▶ **Work to be completed**
Leave out the images and repeat the listing below without a single change.

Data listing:
## Start
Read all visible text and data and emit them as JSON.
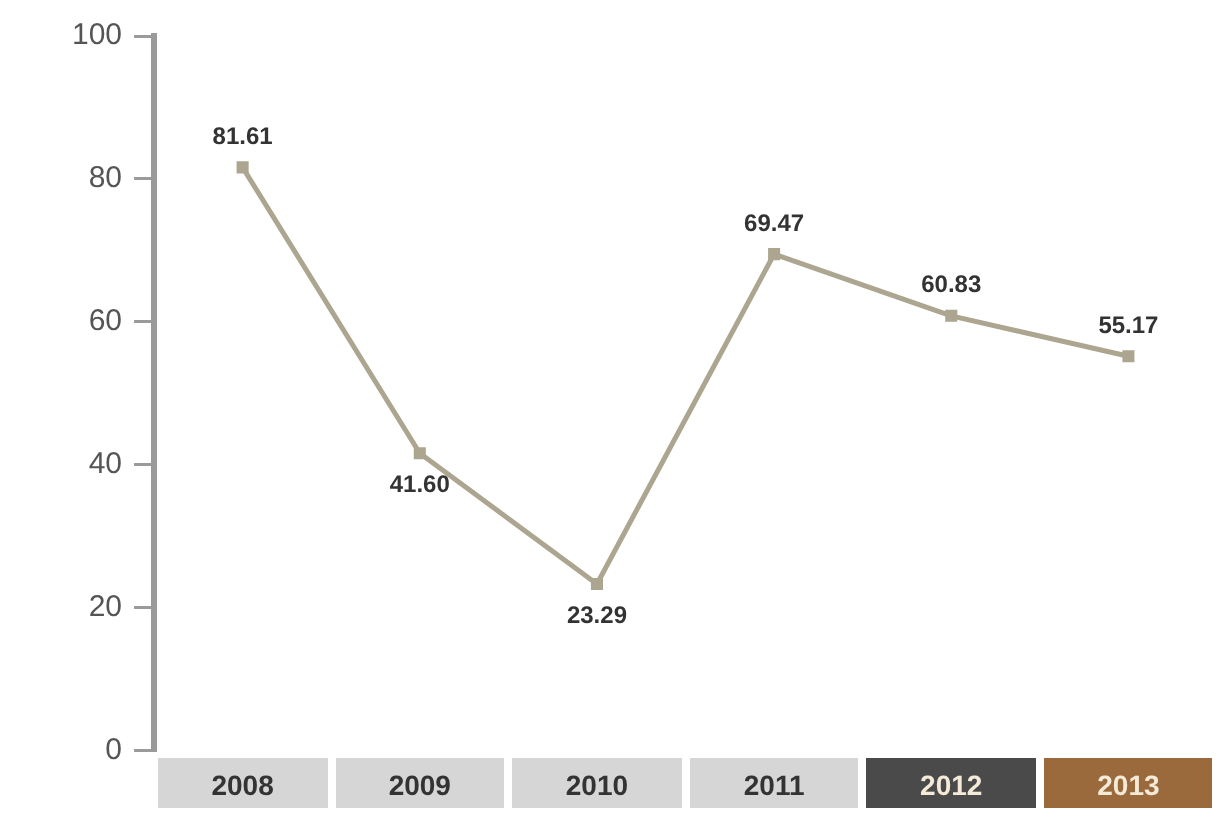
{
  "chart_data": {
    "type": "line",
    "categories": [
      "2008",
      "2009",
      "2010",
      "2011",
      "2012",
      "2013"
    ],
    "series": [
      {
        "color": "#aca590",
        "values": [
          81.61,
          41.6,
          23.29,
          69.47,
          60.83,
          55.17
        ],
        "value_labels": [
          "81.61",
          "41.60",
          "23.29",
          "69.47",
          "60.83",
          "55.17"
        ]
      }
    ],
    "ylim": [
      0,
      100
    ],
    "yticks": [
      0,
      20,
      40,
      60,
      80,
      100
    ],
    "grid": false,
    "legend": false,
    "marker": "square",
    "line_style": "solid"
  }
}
## End
▶ **The solution**
Read all visible text and data and emit them as JSON.
{
  "chart_data": {
    "type": "line",
    "categories": [
      "2008",
      "2009",
      "2010",
      "2011",
      "2012",
      "2013"
    ],
    "series": [
      {
        "color": "#aca590",
        "values": [
          81.61,
          41.6,
          23.29,
          69.47,
          60.83,
          55.17
        ],
        "value_labels": [
          "81.61",
          "41.60",
          "23.29",
          "69.47",
          "60.83",
          "55.17"
        ]
      }
    ],
    "ylim": [
      0,
      100
    ],
    "yticks": [
      0,
      20,
      40,
      60,
      80,
      100
    ],
    "grid": false,
    "legend": false,
    "marker": "square",
    "line_style": "solid"
  }
}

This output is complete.